Material for the task START
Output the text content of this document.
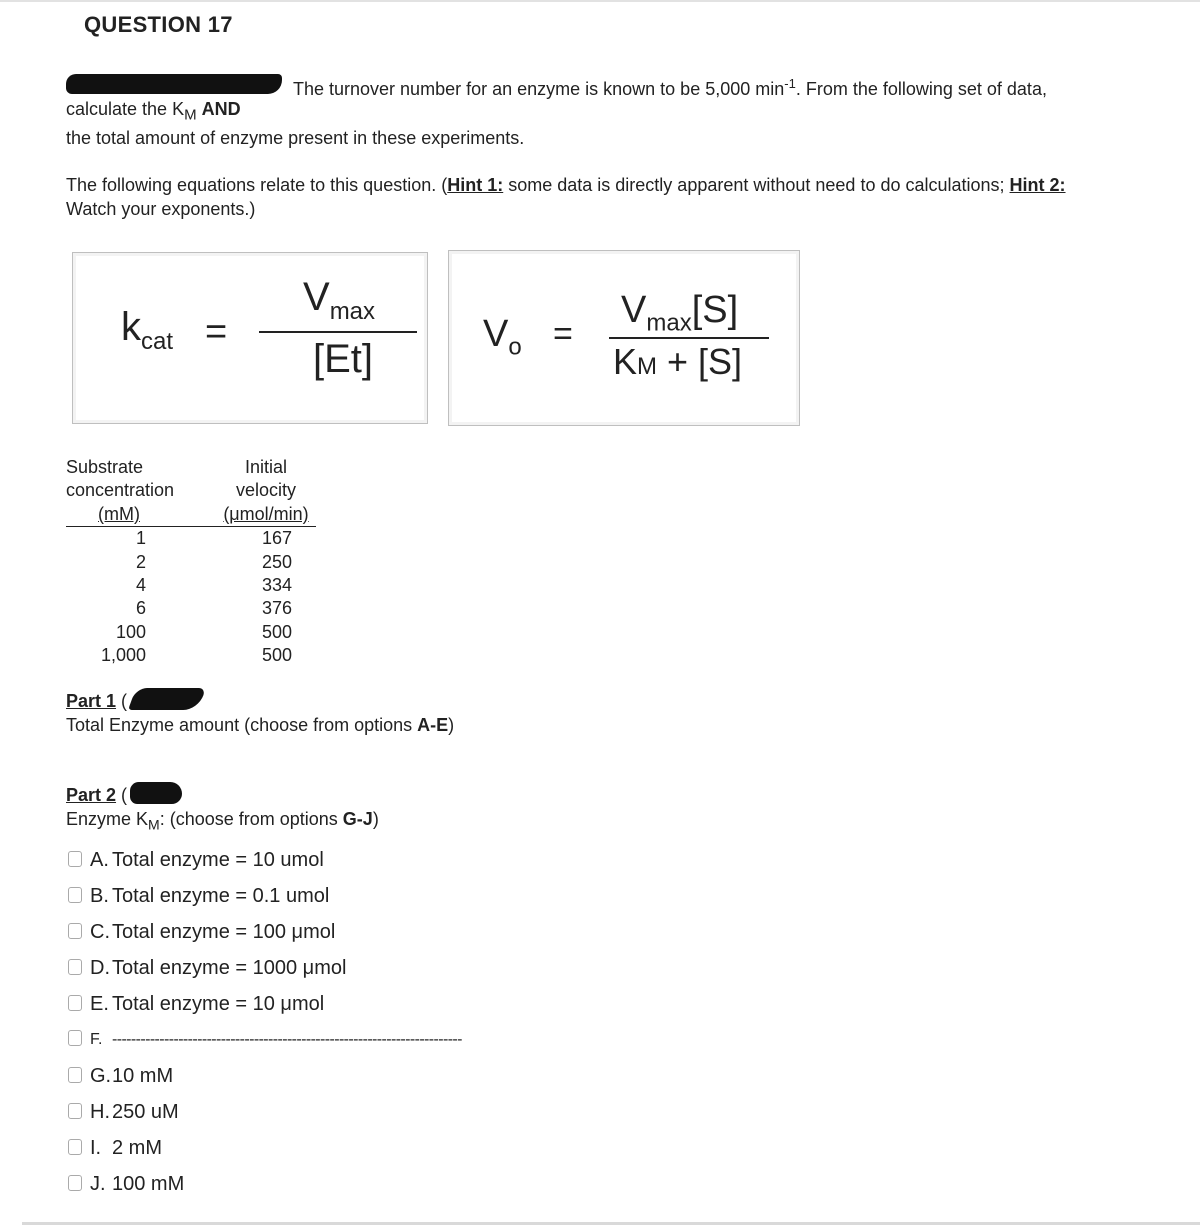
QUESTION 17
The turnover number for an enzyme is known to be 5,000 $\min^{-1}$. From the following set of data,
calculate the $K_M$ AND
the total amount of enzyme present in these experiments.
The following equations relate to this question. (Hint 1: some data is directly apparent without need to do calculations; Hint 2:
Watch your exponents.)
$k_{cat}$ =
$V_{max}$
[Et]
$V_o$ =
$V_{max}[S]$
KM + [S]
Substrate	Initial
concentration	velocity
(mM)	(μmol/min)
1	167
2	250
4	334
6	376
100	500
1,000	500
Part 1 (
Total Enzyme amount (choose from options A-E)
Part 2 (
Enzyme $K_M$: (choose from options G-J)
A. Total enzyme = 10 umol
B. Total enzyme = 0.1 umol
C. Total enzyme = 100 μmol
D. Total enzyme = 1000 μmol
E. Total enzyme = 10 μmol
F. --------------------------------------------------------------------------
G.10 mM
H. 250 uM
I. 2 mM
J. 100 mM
Material for the task END
Material for the task START
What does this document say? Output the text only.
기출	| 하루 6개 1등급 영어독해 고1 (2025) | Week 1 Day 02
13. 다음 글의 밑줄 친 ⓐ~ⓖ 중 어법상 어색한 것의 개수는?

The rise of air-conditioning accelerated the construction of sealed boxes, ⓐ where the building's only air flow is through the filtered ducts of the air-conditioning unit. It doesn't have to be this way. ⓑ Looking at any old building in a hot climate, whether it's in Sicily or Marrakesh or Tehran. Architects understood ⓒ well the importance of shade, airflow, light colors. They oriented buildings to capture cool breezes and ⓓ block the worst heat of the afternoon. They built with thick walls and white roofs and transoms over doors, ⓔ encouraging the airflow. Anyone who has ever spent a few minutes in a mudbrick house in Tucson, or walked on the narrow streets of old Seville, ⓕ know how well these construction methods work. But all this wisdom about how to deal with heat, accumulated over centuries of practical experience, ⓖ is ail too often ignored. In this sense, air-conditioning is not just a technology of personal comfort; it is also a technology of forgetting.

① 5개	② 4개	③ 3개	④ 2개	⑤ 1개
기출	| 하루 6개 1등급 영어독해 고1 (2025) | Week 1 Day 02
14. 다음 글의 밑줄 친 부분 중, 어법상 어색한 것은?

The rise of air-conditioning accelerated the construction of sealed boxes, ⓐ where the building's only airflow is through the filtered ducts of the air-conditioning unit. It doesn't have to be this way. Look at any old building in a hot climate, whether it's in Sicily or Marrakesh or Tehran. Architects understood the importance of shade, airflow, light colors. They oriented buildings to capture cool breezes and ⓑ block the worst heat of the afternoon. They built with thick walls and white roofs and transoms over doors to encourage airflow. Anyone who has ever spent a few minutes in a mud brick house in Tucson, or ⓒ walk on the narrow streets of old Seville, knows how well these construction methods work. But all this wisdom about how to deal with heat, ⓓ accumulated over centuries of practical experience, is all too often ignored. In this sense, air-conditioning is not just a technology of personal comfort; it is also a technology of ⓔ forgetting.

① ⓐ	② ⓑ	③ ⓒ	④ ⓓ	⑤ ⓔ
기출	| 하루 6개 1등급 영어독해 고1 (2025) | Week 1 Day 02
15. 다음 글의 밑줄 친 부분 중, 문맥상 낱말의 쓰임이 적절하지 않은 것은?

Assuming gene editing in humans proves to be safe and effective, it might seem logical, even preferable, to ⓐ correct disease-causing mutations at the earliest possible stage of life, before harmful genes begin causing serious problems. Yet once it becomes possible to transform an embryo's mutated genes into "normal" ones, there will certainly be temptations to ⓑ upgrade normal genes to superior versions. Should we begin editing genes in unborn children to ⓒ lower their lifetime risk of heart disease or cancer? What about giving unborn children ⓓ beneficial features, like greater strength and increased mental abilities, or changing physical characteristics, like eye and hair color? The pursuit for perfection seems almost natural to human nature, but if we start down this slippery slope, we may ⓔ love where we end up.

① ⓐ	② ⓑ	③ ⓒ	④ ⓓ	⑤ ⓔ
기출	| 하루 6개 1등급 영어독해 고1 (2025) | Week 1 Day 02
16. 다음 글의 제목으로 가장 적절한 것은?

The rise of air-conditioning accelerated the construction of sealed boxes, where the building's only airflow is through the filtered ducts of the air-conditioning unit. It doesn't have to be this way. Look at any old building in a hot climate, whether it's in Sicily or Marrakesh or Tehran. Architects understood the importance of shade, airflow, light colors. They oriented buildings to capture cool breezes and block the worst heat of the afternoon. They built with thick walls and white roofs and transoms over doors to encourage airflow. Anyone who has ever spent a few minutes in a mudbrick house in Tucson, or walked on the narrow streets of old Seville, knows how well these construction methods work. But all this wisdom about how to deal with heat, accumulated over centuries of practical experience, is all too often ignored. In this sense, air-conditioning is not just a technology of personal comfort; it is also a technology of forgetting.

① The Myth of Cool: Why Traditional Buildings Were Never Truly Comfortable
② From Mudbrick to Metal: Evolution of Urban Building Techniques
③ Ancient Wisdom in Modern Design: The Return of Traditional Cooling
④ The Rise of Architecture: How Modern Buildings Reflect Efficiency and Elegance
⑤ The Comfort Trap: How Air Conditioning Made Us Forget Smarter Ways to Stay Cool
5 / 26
Material for the task END
Material for the task START
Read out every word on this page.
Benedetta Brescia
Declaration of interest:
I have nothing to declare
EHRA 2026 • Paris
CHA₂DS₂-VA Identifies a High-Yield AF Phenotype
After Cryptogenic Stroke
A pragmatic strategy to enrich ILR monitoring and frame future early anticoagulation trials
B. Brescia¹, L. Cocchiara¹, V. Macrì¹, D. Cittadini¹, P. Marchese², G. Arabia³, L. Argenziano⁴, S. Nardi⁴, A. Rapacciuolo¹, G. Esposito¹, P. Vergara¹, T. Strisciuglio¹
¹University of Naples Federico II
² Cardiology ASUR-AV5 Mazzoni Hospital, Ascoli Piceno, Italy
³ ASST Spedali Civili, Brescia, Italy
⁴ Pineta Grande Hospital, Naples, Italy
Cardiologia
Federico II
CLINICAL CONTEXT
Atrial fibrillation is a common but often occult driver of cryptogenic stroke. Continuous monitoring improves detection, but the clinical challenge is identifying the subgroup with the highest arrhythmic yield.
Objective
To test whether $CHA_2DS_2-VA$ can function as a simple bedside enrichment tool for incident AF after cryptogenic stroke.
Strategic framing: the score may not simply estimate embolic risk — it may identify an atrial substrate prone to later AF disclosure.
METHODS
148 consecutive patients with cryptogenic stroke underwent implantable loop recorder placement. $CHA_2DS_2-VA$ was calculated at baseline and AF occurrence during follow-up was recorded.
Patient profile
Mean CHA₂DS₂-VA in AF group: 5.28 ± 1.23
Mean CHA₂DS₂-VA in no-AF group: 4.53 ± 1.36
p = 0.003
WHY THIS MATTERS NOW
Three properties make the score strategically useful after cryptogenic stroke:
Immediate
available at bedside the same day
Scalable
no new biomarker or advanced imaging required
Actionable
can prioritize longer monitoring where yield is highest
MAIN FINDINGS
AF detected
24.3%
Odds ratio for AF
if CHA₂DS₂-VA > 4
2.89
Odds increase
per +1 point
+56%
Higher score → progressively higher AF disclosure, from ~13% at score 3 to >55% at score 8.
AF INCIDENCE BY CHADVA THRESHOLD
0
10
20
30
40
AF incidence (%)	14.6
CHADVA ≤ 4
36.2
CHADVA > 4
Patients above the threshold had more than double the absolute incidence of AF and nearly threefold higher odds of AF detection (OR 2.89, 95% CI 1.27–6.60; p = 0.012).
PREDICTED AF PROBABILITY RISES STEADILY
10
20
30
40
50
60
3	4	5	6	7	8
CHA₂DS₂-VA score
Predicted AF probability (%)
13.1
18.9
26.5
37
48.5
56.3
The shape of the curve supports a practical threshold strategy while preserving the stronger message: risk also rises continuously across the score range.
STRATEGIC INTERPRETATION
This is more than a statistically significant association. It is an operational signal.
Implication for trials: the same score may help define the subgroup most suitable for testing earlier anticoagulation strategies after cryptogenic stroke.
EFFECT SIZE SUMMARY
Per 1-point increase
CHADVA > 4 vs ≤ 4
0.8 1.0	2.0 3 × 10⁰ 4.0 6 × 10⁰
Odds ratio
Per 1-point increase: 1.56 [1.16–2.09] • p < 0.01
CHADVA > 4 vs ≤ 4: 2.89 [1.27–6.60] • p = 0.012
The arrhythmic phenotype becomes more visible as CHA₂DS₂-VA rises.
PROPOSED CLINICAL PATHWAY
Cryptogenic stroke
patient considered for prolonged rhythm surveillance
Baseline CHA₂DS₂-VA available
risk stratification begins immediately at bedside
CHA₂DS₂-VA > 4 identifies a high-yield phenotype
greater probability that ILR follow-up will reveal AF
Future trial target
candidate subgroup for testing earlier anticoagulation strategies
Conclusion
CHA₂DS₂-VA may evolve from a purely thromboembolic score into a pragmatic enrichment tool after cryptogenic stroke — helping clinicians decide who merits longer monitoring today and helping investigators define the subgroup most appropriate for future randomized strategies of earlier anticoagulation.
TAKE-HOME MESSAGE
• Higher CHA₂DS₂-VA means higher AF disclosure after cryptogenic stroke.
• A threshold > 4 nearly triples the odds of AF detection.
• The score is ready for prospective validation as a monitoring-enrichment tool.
Material for the task END
Task brief: Whenever the word "strategy" shows up in a line of the entries above, copy that line.

Written solution:
A pragmatic strategy to enrich ILR monitoring and frame future early anticoagulation trials
The shape of the curve supports a practical threshold strategy while preserving the stronger message: risk also rises continuously across the score range.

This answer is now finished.